DATA ROWS:
· · · · · · ·
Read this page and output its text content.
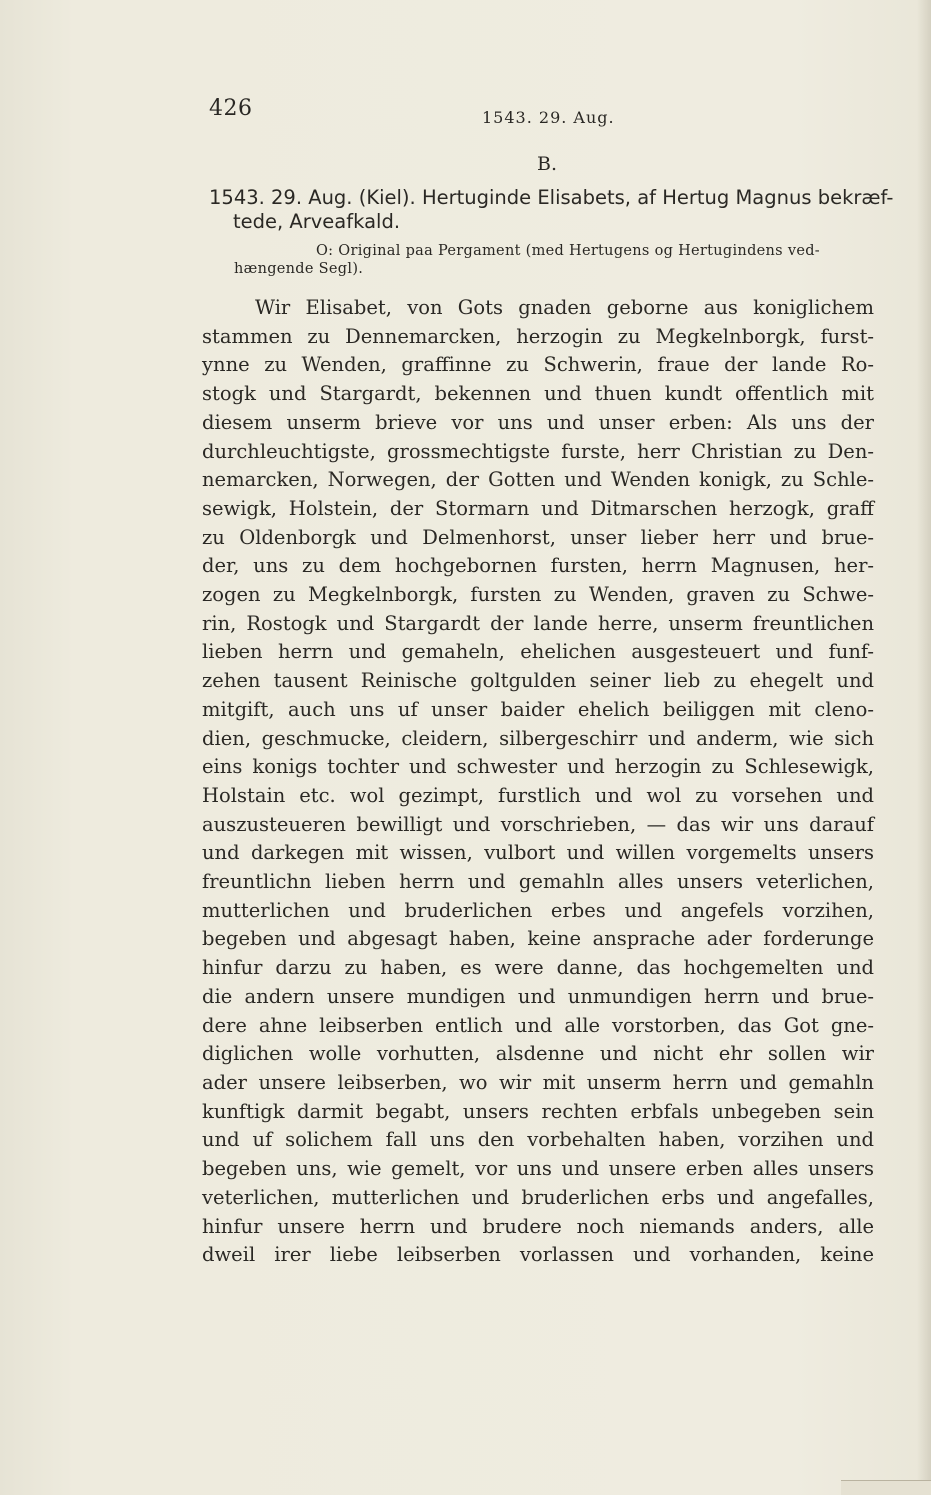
426	1543. 29. Aug.
B.
1543. 29. Aug. (Kiel). Hertuginde Elisabets, af Hertug Magnus bekræf-
tede, Arveafkald.
O: Original paa Pergament (med Hertugens og Hertugindens ved-
hængende Segl).
Wir Elisabet, von Gots gnaden geborne aus koniglichem
stammen zu Dennemarcken, herzogin zu Megkelnborgk, furst-
ynne zu Wenden, graffinne zu Schwerin, fraue der lande Ro-
stogk und Stargardt, bekennen und thuen kundt offentlich mit
diesem unserm brieve vor uns und unser erben: Als uns der
durchleuchtigste, grossmechtigste furste, herr Christian zu Den-
nemarcken, Norwegen, der Gotten und Wenden konigk, zu Schle-
sewigk, Holstein, der Stormarn und Ditmarschen herzogk, graff
zu Oldenborgk und Delmenhorst, unser lieber herr und brue-
der, uns zu dem hochgebornen fursten, herrn Magnusen, her-
zogen zu Megkelnborgk, fursten zu Wenden, graven zu Schwe-
rin, Rostogk und Stargardt der lande herre, unserm freuntlichen
lieben herrn und gemaheln, ehelichen ausgesteuert und funf-
zehen tausent Reinische goltgulden seiner lieb zu ehegelt und
mitgift, auch uns uf unser baider ehelich beiliggen mit cleno-
dien, geschmucke, cleidern, silbergeschirr und anderm, wie sich
eins konigs tochter und schwester und herzogin zu Schlesewigk,
Holstain etc. wol gezimpt, furstlich und wol zu vorsehen und
auszusteueren bewilligt und vorschrieben, — das wir uns darauf
und darkegen mit wissen, vulbort und willen vorgemelts unsers
freuntlichn lieben herrn und gemahln alles unsers veterlichen,
mutterlichen und bruderlichen erbes und angefels vorzihen,
begeben und abgesagt haben, keine ansprache ader forderunge
hinfur darzu zu haben, es were danne, das hochgemelten und
die andern unsere mundigen und unmundigen herrn und brue-
dere ahne leibserben entlich und alle vorstorben, das Got gne-
diglichen wolle vorhutten, alsdenne und nicht ehr sollen wir
ader unsere leibserben, wo wir mit unserm herrn und gemahln
kunftigk darmit begabt, unsers rechten erbfals unbegeben sein
und uf solichem fall uns den vorbehalten haben, vorzihen und
begeben uns, wie gemelt, vor uns und unsere erben alles unsers
veterlichen, mutterlichen und bruderlichen erbs und angefalles,
hinfur unsere herrn und brudere noch niemands anders, alle
dweil irer liebe leibserben vorlassen und vorhanden, keine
· · · · · · ·
Write out the entries again, exactly as given, skipping any images.

Read this page and output its text content.
426	1543. 29. Aug.
B.
1543. 29. Aug. (Kiel). Hertuginde Elisabets, af Hertug Magnus bekræf-
tede, Arveafkald.
O: Original paa Pergament (med Hertugens og Hertugindens ved-
hængende Segl).
Wir Elisabet, von Gots gnaden geborne aus koniglichem
stammen zu Dennemarcken, herzogin zu Megkelnborgk, furst-
ynne zu Wenden, graffinne zu Schwerin, fraue der lande Ro-
stogk und Stargardt, bekennen und thuen kundt offentlich mit
diesem unserm brieve vor uns und unser erben: Als uns der
durchleuchtigste, grossmechtigste furste, herr Christian zu Den-
nemarcken, Norwegen, der Gotten und Wenden konigk, zu Schle-
sewigk, Holstein, der Stormarn und Ditmarschen herzogk, graff
zu Oldenborgk und Delmenhorst, unser lieber herr und brue-
der, uns zu dem hochgebornen fursten, herrn Magnusen, her-
zogen zu Megkelnborgk, fursten zu Wenden, graven zu Schwe-
rin, Rostogk und Stargardt der lande herre, unserm freuntlichen
lieben herrn und gemaheln, ehelichen ausgesteuert und funf-
zehen tausent Reinische goltgulden seiner lieb zu ehegelt und
mitgift, auch uns uf unser baider ehelich beiliggen mit cleno-
dien, geschmucke, cleidern, silbergeschirr und anderm, wie sich
eins konigs tochter und schwester und herzogin zu Schlesewigk,
Holstain etc. wol gezimpt, furstlich und wol zu vorsehen und
auszusteueren bewilligt und vorschrieben, — das wir uns darauf
und darkegen mit wissen, vulbort und willen vorgemelts unsers
freuntlichn lieben herrn und gemahln alles unsers veterlichen,
mutterlichen und bruderlichen erbes und angefels vorzihen,
begeben und abgesagt haben, keine ansprache ader forderunge
hinfur darzu zu haben, es were danne, das hochgemelten und
die andern unsere mundigen und unmundigen herrn und brue-
dere ahne leibserben entlich und alle vorstorben, das Got gne-
diglichen wolle vorhutten, alsdenne und nicht ehr sollen wir
ader unsere leibserben, wo wir mit unserm herrn und gemahln
kunftigk darmit begabt, unsers rechten erbfals unbegeben sein
und uf solichem fall uns den vorbehalten haben, vorzihen und
begeben uns, wie gemelt, vor uns und unsere erben alles unsers
veterlichen, mutterlichen und bruderlichen erbs und angefalles,
hinfur unsere herrn und brudere noch niemands anders, alle
dweil irer liebe leibserben vorlassen und vorhanden, keine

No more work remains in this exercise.